____ DATA FOR THIS EXERCISE

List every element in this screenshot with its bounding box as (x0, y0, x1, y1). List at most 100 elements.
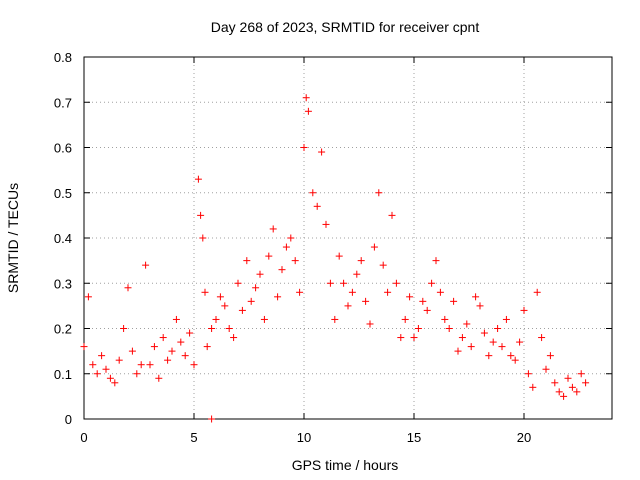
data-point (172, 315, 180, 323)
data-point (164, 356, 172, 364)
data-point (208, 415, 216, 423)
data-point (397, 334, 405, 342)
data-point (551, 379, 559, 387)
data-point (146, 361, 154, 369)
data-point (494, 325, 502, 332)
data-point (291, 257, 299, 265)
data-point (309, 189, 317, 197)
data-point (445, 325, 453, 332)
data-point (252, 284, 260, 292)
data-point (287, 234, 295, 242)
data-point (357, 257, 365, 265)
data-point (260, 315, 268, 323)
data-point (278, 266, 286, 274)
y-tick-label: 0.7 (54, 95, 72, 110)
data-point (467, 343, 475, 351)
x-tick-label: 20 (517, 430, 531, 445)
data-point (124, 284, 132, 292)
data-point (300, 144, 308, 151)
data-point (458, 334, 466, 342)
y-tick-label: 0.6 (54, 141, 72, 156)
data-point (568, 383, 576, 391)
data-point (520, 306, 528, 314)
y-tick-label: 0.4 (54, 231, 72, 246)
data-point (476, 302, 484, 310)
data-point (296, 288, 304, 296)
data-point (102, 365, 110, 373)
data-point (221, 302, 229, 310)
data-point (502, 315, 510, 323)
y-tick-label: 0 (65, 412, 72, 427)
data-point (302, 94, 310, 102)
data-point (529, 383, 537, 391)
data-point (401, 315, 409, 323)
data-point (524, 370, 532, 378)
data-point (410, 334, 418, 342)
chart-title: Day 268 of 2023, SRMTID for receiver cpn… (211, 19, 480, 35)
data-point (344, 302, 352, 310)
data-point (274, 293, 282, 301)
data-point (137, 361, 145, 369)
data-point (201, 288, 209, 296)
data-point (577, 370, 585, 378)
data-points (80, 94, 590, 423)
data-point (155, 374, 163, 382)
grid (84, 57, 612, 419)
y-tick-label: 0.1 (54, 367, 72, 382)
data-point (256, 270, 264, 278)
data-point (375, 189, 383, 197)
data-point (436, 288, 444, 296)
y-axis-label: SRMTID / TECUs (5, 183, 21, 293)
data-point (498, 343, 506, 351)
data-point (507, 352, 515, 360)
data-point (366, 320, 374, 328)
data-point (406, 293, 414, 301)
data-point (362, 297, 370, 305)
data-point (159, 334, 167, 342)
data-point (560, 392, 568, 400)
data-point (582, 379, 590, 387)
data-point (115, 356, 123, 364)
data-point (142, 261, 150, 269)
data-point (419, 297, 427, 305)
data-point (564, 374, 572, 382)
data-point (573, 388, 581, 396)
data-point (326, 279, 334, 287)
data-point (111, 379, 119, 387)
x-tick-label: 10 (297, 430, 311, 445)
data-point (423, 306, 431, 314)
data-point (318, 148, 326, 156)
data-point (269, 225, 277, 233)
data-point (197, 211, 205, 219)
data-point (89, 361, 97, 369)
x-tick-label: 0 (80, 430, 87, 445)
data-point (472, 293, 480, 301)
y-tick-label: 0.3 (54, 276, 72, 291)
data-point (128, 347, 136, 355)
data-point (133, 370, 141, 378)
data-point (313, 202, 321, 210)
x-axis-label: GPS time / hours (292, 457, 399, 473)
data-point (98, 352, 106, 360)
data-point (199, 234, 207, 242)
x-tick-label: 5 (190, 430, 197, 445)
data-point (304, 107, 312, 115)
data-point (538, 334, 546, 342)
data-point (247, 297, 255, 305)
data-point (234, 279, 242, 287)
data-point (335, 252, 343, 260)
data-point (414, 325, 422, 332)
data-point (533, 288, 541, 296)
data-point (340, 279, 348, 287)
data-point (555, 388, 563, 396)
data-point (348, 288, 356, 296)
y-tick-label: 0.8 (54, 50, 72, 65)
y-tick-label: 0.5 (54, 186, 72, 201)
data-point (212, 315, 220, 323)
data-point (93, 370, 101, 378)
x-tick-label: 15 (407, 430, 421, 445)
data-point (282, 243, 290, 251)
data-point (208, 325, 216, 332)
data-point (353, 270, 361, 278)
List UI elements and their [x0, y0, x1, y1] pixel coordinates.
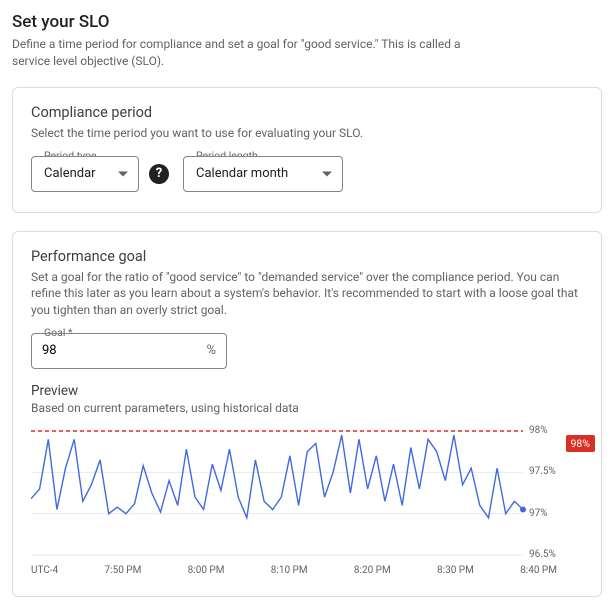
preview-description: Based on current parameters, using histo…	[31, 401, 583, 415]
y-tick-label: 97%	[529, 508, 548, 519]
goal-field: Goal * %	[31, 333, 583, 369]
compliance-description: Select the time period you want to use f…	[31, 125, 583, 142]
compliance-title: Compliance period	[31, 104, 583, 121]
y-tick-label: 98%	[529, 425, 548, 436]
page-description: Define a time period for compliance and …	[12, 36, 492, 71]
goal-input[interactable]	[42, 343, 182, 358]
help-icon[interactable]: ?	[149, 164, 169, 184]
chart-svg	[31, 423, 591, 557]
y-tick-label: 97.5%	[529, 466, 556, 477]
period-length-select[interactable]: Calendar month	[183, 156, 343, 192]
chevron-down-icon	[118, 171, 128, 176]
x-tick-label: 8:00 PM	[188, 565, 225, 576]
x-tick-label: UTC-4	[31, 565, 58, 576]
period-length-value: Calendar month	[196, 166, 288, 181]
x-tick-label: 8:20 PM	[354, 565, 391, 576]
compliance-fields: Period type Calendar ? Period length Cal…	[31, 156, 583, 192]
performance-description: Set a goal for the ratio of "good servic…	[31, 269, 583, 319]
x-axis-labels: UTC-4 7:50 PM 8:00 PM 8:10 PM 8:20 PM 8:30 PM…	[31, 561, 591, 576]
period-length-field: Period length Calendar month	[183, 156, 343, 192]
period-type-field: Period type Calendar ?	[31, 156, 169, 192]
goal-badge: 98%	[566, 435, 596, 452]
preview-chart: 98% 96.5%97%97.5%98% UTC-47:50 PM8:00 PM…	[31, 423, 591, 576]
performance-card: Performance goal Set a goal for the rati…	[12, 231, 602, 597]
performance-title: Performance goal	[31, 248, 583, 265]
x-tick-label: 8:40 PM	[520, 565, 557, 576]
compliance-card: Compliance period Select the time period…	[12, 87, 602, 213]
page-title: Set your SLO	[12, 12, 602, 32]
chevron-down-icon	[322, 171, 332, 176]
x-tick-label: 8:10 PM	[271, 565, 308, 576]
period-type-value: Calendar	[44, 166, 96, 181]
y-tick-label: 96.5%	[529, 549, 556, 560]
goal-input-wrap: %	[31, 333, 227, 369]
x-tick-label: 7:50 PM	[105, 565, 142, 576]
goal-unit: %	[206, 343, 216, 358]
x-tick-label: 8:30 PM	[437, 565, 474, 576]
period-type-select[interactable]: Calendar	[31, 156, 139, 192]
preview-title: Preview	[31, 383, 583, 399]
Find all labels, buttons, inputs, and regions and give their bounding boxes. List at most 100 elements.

________
____ DATA FOR THIS EXERCISE

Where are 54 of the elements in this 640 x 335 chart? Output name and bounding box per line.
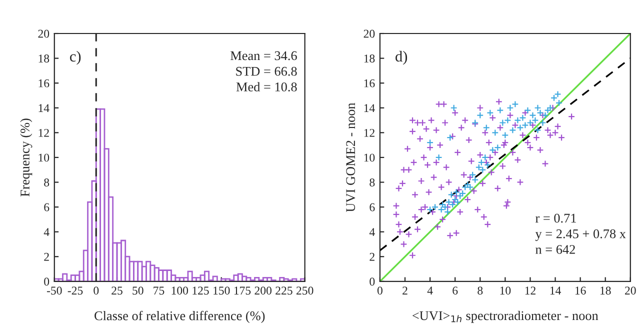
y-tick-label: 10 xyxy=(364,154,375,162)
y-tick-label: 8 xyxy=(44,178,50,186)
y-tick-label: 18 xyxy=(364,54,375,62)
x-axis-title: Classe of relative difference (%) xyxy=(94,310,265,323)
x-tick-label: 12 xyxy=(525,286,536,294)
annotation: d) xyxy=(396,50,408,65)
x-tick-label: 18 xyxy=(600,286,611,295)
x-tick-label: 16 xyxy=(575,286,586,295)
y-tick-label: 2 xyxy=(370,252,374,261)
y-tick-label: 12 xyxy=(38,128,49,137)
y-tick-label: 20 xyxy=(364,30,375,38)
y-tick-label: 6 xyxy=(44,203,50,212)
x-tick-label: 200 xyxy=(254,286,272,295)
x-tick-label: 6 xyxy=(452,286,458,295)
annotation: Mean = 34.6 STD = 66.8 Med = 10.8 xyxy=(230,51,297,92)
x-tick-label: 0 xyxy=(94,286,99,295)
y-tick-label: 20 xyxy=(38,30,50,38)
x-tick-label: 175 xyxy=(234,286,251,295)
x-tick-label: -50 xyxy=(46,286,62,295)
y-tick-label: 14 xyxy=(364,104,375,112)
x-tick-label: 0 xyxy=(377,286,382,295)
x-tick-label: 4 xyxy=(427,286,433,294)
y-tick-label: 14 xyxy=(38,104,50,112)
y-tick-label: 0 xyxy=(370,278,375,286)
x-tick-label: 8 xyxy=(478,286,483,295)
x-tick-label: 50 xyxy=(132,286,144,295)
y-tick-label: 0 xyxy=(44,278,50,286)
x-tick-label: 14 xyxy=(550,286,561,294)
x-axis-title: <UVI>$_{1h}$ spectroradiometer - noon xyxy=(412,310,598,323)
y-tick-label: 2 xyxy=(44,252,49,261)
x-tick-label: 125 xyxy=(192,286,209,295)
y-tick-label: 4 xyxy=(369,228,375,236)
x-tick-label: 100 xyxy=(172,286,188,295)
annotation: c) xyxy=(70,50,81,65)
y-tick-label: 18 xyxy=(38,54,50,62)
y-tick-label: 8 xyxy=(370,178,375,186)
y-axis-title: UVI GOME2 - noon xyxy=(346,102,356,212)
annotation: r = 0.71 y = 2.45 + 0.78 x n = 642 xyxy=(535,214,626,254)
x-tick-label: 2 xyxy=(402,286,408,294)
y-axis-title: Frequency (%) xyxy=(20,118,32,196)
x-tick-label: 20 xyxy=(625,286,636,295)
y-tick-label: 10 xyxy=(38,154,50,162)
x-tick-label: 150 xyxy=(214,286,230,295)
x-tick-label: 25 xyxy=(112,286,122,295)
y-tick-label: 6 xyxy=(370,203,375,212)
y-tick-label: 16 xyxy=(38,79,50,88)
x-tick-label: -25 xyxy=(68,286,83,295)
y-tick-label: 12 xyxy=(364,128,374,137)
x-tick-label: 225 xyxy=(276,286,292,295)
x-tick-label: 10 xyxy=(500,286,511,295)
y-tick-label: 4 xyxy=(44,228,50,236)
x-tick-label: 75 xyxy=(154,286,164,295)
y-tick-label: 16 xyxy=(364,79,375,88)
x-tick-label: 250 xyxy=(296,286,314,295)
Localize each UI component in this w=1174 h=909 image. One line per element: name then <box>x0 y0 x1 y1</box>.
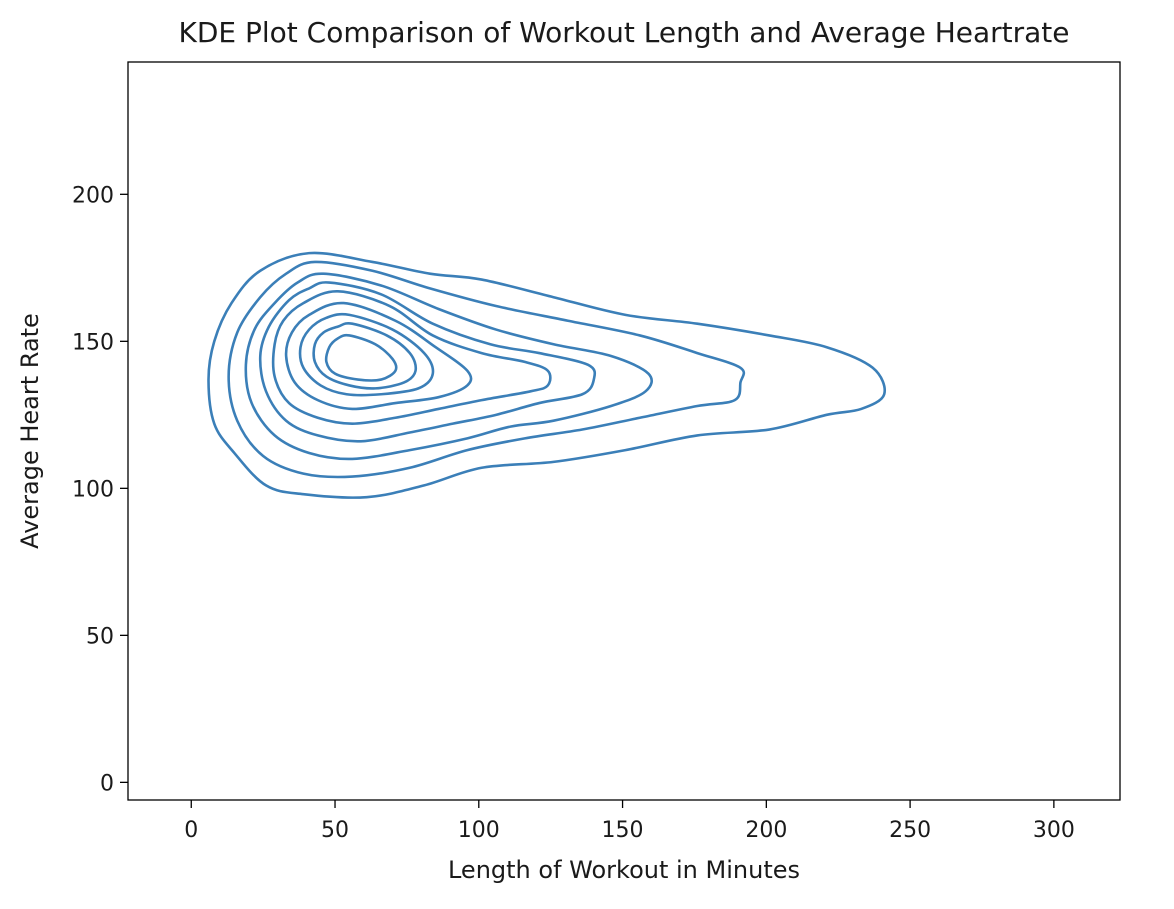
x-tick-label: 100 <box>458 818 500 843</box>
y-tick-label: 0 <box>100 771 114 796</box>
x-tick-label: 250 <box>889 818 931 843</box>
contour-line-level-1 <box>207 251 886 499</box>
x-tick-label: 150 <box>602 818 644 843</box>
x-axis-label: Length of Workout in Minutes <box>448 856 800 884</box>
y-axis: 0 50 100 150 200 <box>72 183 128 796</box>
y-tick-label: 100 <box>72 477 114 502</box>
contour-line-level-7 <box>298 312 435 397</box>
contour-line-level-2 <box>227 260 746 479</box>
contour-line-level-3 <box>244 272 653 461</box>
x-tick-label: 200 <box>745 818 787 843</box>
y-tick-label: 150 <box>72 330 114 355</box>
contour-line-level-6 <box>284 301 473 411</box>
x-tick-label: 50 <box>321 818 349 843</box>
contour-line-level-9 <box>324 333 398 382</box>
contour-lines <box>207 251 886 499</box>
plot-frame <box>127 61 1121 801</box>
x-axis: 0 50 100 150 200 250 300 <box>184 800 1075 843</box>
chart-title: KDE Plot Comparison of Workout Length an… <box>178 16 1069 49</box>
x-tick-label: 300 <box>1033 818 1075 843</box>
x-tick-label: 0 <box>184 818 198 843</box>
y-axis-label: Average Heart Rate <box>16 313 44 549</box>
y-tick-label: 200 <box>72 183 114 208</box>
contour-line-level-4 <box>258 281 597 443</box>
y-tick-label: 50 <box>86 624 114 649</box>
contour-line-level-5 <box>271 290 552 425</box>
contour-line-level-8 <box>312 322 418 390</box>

________

### PROBLEM DETAILS
Rewrite the part of the entries that opens with the line containing "data-point (172, 315, 180, 323)" and closes with the line containing "data-point (401, 315, 409, 323)", replacing "y-tick-label" with "vertical-tick-label" and leaving everything else unchanged.

### REPLY TO THE TASK
data-point (172, 315, 180, 323)
data-point (164, 356, 172, 364)
data-point (208, 415, 216, 423)
data-point (397, 334, 405, 342)
data-point (551, 379, 559, 387)
data-point (146, 361, 154, 369)
data-point (494, 325, 502, 332)
data-point (291, 257, 299, 265)
data-point (309, 189, 317, 197)
data-point (445, 325, 453, 332)
data-point (252, 284, 260, 292)
data-point (287, 234, 295, 242)
data-point (357, 257, 365, 265)
data-point (260, 315, 268, 323)
data-point (278, 266, 286, 274)
vertical-tick-label: 0.7 (54, 95, 72, 110)
data-point (467, 343, 475, 351)
x-tick-label: 20 (517, 430, 531, 445)
data-point (124, 284, 132, 292)
data-point (300, 144, 308, 151)
data-point (458, 334, 466, 342)
vertical-tick-label: 0.6 (54, 141, 72, 156)
data-point (568, 383, 576, 391)
data-point (520, 306, 528, 314)
vertical-tick-label: 0.4 (54, 231, 72, 246)
data-point (476, 302, 484, 310)
data-point (296, 288, 304, 296)
data-point (102, 365, 110, 373)
data-point (221, 302, 229, 310)
data-point (502, 315, 510, 323)
vertical-tick-label: 0 (65, 412, 72, 427)
data-point (302, 94, 310, 102)
data-point (529, 383, 537, 391)
data-point (401, 315, 409, 323)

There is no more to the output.